• _Text extract_:

..............................

Metamath Proof Explorer

Theorem cosscnvssid5

Description: Equivalent expressions for the class of cosets by the converse of the relation R to be a subset of the identity class. (Contributed by Peter Mazsa, 5-Sep-2021)

		Ref	Expression
	Assertion	cosscnvssid5	\|- ( ( ,~ `' R C_ _I /\ Rel R ) <-> ( A. u e. dom R A. v e. dom R ( u = v \/ ( [ u ] R i^i [ v ] R ) = (/) ) /\ Rel R ) )

Proof

Step	Hyp	Ref	Expression
1		cosscnvssid4	\|- ( ,~ `' R C_ _I <-> A. x E* u u R x )
2	1	anbi1i	\|- ( ( ,~ `' R C_ _I /\ Rel R ) <-> ( A. x E* u u R x /\ Rel R ) )
3		inecmo3	\|- ( ( A. u e. dom R A. v e. dom R ( u = v \/ ( [ u ] R i^i [ v ] R ) = (/) ) /\ Rel R ) <-> ( A. x E* u u R x /\ Rel R ) )
4	2 3	bitr4i	\|- ( ( ,~ `' R C_ _I /\ Rel R ) <-> ( A. u e. dom R A. v e. dom R ( u = v \/ ( [ u ] R i^i [ v ] R ) = (/) ) /\ Rel R ) )

..............................

• _Set of tasks_:
(1) On the theorem page, list every reference named in the Ref column of the proof steps.
(2) Quote the theorem page word for word, beginning at the words "Metamath Proof Explorer" and stopping after "E* u u R x )".
Work only from the theorem page above.

• _Given information_:
..............................

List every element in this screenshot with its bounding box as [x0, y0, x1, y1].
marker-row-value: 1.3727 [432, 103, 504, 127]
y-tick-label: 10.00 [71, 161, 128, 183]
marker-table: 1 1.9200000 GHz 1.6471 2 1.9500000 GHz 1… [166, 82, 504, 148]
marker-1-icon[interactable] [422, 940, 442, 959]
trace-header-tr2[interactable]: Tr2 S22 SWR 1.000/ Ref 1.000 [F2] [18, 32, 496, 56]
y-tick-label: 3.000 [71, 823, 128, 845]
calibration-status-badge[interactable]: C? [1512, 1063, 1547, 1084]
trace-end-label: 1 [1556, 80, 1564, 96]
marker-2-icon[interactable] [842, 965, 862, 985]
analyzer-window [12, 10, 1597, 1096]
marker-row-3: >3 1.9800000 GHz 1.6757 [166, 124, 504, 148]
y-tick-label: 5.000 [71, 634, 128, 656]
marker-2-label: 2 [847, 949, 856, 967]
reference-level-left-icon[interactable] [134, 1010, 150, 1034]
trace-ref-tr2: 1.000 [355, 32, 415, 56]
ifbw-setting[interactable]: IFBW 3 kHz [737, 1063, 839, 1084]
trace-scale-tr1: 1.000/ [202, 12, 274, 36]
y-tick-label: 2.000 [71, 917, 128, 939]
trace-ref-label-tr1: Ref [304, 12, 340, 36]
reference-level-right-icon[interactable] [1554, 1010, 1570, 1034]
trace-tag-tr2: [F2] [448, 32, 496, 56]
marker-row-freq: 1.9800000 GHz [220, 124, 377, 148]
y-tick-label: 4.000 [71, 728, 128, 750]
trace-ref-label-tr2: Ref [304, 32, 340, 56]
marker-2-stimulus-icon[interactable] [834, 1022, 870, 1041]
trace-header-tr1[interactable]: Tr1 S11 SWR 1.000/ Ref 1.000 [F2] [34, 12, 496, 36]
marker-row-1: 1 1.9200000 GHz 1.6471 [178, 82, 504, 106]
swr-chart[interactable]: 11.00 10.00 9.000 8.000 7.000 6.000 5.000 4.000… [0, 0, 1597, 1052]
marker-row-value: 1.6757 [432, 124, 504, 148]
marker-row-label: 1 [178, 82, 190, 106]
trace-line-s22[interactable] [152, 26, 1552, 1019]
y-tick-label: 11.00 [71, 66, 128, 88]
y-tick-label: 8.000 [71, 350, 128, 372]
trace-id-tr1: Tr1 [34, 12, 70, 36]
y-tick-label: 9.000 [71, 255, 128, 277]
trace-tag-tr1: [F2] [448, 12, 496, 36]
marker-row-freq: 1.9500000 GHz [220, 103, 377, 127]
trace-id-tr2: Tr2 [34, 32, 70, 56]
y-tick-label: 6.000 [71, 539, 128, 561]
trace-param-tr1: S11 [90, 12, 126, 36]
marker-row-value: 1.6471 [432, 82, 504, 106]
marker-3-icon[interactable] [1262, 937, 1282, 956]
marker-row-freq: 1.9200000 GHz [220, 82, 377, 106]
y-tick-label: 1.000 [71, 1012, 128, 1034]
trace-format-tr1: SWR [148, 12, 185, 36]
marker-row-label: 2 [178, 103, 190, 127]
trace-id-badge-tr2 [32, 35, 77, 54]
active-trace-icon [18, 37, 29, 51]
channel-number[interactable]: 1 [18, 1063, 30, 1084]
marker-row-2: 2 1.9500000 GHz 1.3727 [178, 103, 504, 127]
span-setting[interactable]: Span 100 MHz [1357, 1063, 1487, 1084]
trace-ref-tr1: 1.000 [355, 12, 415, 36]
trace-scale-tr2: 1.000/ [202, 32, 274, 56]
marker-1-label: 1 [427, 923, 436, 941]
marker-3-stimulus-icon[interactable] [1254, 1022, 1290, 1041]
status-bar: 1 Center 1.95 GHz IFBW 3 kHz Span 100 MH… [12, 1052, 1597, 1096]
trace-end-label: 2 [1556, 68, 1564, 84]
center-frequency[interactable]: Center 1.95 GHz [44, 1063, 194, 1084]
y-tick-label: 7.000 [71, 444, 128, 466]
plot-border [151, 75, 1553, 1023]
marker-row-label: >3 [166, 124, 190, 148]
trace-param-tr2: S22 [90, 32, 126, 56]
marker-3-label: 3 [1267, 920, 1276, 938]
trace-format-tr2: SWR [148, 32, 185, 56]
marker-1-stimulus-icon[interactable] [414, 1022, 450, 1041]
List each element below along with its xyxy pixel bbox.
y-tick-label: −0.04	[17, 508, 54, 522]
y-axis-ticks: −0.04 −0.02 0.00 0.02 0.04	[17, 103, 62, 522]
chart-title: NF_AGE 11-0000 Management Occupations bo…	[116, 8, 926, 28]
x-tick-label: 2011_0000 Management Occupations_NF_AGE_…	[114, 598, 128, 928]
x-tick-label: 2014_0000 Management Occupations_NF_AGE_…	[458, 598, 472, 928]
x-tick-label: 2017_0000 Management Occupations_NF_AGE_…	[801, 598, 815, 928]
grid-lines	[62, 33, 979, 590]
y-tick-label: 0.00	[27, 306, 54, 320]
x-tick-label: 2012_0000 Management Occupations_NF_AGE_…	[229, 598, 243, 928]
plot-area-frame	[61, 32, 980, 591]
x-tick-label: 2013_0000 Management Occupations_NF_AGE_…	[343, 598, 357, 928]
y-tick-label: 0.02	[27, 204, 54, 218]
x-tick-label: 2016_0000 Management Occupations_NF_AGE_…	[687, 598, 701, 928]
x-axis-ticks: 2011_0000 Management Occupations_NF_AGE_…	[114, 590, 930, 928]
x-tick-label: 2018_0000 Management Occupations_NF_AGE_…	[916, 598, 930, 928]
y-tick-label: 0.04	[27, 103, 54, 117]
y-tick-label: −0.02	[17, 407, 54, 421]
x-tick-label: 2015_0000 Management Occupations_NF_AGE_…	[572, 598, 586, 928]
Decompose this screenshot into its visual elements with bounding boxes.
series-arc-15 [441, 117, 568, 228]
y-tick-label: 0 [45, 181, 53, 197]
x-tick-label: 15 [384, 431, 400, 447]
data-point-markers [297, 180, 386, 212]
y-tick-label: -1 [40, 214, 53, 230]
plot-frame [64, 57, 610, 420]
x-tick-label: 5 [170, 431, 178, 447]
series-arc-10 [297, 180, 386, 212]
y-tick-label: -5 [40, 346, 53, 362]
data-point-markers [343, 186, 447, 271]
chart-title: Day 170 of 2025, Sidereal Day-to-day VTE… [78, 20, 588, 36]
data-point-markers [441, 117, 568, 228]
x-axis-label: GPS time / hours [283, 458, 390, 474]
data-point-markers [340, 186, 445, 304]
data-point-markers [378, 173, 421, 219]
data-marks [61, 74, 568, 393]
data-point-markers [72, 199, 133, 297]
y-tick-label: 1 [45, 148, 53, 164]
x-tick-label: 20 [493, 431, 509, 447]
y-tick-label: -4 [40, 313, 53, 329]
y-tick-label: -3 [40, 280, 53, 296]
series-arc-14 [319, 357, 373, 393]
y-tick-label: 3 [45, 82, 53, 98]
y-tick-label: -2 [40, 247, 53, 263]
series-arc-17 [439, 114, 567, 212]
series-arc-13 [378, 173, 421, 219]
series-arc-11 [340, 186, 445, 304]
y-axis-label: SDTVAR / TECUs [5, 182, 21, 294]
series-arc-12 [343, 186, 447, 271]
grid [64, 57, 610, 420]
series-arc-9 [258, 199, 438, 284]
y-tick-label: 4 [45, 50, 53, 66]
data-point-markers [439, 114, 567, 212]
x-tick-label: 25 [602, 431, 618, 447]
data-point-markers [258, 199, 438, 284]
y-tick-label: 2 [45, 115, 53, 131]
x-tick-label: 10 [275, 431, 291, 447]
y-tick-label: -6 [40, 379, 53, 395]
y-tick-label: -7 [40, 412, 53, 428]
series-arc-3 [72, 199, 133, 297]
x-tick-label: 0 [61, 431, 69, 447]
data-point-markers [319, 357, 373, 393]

..............................

• _Set of answers_:
(1) cosscnvssid4, anbi1i, inecmo3, bitr4i

(2)
Metamath Proof Explorer

Theorem cosscnvssid5

Description: Equivalent expressions for the class of cosets by the converse of the relation R to be a subset of the identity class. (Contributed by Peter Mazsa, 5-Sep-2021)

		Ref	Expression
	Assertion	cosscnvssid5	\|- ( ( ,~ `' R C_ _I /\ Rel R ) <-> ( A. u e. dom R A. v e. dom R ( u = v \/ ( [ u ] R i^i [ v ] R ) = (/) ) /\ Rel R ) )

Proof

Step	Hyp	Ref	Expression
1		cosscnvssid4	\|- ( ,~ `' R C_ _I <-> A. x E* u u R x )